● **WRITTEN REQUEST**
Output every entry exactly as written.

(Excerpts from a figure dataset)
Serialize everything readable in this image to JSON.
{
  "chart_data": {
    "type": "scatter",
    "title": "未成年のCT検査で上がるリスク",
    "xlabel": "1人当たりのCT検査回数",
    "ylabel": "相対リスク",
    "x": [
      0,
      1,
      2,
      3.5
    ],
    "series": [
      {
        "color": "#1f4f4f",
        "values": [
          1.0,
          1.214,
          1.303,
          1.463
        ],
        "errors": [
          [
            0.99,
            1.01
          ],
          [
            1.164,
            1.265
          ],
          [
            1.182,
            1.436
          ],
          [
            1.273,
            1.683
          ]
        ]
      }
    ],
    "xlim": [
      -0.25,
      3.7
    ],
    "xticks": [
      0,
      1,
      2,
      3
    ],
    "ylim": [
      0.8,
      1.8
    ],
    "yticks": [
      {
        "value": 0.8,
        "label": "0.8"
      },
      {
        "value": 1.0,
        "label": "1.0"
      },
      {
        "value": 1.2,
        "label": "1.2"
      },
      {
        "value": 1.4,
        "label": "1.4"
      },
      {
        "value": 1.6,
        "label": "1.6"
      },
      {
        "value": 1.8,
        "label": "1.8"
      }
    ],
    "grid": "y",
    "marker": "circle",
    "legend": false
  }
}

● **FINAL RESULT**
Serialize everything readable in this image to JSON.
{
  "chart_data": {
    "type": "scatter",
    "title": "未成年のCT検査で上がるリスク",
    "xlabel": "1人当たりのCT検査回数",
    "ylabel": "相対リスク",
    "x": [
      0,
      1,
      2,
      3.5
    ],
    "series": [
      {
        "color": "#1f4f4f",
        "values": [
          1.0,
          1.214,
          1.303,
          1.463
        ],
        "errors": [
          [
            0.99,
            1.01
          ],
          [
            1.164,
            1.265
          ],
          [
            1.182,
            1.436
          ],
          [
            1.273,
            1.683
          ]
        ]
      }
    ],
    "xlim": [
      -0.25,
      3.7
    ],
    "xticks": [
      0,
      1,
      2,
      3
    ],
    "ylim": [
      0.8,
      1.8
    ],
    "yticks": [
      {
        "value": 0.8,
        "label": "0.8"
      },
      {
        "value": 1.0,
        "label": "1.0"
      },
      {
        "value": 1.2,
        "label": "1.2"
      },
      {
        "value": 1.4,
        "label": "1.4"
      },
      {
        "value": 1.6,
        "label": "1.6"
      },
      {
        "value": 1.8,
        "label": "1.8"
      }
    ],
    "grid": "y",
    "marker": "circle",
    "legend": false
  }
}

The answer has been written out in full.